═══ TASK MATERIAL

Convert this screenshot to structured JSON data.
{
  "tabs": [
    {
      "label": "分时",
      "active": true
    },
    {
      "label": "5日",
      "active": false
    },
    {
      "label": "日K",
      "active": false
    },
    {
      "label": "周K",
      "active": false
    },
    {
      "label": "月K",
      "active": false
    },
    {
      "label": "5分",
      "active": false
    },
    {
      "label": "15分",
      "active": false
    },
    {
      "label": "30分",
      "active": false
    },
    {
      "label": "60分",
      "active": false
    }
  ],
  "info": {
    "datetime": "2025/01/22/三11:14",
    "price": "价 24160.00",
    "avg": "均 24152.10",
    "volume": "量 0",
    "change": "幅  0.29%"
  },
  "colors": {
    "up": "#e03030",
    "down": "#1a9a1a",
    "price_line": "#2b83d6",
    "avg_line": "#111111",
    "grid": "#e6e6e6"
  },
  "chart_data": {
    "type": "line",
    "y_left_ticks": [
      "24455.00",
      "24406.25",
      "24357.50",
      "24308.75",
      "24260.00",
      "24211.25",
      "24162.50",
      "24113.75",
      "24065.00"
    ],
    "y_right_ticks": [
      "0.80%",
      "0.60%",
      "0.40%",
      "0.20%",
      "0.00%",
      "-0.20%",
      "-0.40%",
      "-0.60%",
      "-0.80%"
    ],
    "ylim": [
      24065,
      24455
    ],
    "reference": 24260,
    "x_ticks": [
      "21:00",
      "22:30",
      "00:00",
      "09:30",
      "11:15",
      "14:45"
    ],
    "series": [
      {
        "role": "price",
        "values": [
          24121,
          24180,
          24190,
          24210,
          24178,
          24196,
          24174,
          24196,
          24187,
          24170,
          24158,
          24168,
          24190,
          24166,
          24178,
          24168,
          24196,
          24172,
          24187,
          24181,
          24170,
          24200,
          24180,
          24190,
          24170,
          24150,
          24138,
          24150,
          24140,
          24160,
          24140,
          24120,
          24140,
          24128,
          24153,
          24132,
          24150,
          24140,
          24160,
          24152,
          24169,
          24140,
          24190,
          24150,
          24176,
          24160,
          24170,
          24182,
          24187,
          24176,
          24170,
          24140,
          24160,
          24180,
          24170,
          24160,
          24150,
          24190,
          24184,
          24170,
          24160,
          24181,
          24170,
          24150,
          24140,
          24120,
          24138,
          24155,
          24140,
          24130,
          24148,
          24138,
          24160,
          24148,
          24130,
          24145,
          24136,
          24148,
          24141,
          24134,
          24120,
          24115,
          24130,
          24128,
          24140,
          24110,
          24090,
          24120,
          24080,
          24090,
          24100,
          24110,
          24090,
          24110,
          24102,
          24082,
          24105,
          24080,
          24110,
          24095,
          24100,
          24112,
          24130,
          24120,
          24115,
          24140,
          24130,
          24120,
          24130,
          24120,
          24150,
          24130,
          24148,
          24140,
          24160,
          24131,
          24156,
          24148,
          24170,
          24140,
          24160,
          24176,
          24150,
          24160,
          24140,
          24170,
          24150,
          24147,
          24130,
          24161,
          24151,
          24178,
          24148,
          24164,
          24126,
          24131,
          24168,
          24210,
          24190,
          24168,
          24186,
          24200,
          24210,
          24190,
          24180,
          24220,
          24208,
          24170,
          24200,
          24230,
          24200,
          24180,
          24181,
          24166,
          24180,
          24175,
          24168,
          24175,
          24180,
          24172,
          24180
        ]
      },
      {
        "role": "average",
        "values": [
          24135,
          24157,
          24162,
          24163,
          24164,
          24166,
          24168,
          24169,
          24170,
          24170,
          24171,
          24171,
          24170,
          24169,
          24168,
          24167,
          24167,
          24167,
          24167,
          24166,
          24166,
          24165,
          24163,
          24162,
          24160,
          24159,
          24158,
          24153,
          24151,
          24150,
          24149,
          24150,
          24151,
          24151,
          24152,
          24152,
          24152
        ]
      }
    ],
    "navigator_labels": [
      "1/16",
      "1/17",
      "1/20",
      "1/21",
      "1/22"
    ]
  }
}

══════

* THE TASK: Reproduce the material above, every line of it, exactly.

* EXERCISE SOLUTION:
Convert this screenshot to structured JSON data.
{
  "tabs": [
    {
      "label": "分时",
      "active": true
    },
    {
      "label": "5日",
      "active": false
    },
    {
      "label": "日K",
      "active": false
    },
    {
      "label": "周K",
      "active": false
    },
    {
      "label": "月K",
      "active": false
    },
    {
      "label": "5分",
      "active": false
    },
    {
      "label": "15分",
      "active": false
    },
    {
      "label": "30分",
      "active": false
    },
    {
      "label": "60分",
      "active": false
    }
  ],
  "info": {
    "datetime": "2025/01/22/三11:14",
    "price": "价 24160.00",
    "avg": "均 24152.10",
    "volume": "量 0",
    "change": "幅  0.29%"
  },
  "colors": {
    "up": "#e03030",
    "down": "#1a9a1a",
    "price_line": "#2b83d6",
    "avg_line": "#111111",
    "grid": "#e6e6e6"
  },
  "chart_data": {
    "type": "line",
    "y_left_ticks": [
      "24455.00",
      "24406.25",
      "24357.50",
      "24308.75",
      "24260.00",
      "24211.25",
      "24162.50",
      "24113.75",
      "24065.00"
    ],
    "y_right_ticks": [
      "0.80%",
      "0.60%",
      "0.40%",
      "0.20%",
      "0.00%",
      "-0.20%",
      "-0.40%",
      "-0.60%",
      "-0.80%"
    ],
    "ylim": [
      24065,
      24455
    ],
    "reference": 24260,
    "x_ticks": [
      "21:00",
      "22:30",
      "00:00",
      "09:30",
      "11:15",
      "14:45"
    ],
    "series": [
      {
        "role": "price",
        "values": [
          24121,
          24180,
          24190,
          24210,
          24178,
          24196,
          24174,
          24196,
          24187,
          24170,
          24158,
          24168,
          24190,
          24166,
          24178,
          24168,
          24196,
          24172,
          24187,
          24181,
          24170,
          24200,
          24180,
          24190,
          24170,
          24150,
          24138,
          24150,
          24140,
          24160,
          24140,
          24120,
          24140,
          24128,
          24153,
          24132,
          24150,
          24140,
          24160,
          24152,
          24169,
          24140,
          24190,
          24150,
          24176,
          24160,
          24170,
          24182,
          24187,
          24176,
          24170,
          24140,
          24160,
          24180,
          24170,
          24160,
          24150,
          24190,
          24184,
          24170,
          24160,
          24181,
          24170,
          24150,
          24140,
          24120,
          24138,
          24155,
          24140,
          24130,
          24148,
          24138,
          24160,
          24148,
          24130,
          24145,
          24136,
          24148,
          24141,
          24134,
          24120,
          24115,
          24130,
          24128,
          24140,
          24110,
          24090,
          24120,
          24080,
          24090,
          24100,
          24110,
          24090,
          24110,
          24102,
          24082,
          24105,
          24080,
          24110,
          24095,
          24100,
          24112,
          24130,
          24120,
          24115,
          24140,
          24130,
          24120,
          24130,
          24120,
          24150,
          24130,
          24148,
          24140,
          24160,
          24131,
          24156,
          24148,
          24170,
          24140,
          24160,
          24176,
          24150,
          24160,
          24140,
          24170,
          24150,
          24147,
          24130,
          24161,
          24151,
          24178,
          24148,
          24164,
          24126,
          24131,
          24168,
          24210,
          24190,
          24168,
          24186,
          24200,
          24210,
          24190,
          24180,
          24220,
          24208,
          24170,
          24200,
          24230,
          24200,
          24180,
          24181,
          24166,
          24180,
          24175,
          24168,
          24175,
          24180,
          24172,
          24180
        ]
      },
      {
        "role": "average",
        "values": [
          24135,
          24157,
          24162,
          24163,
          24164,
          24166,
          24168,
          24169,
          24170,
          24170,
          24171,
          24171,
          24170,
          24169,
          24168,
          24167,
          24167,
          24167,
          24167,
          24166,
          24166,
          24165,
          24163,
          24162,
          24160,
          24159,
          24158,
          24153,
          24151,
          24150,
          24149,
          24150,
          24151,
          24151,
          24152,
          24152,
          24152
        ]
      }
    ],
    "navigator_labels": [
      "1/16",
      "1/17",
      "1/20",
      "1/21",
      "1/22"
    ]
  }
}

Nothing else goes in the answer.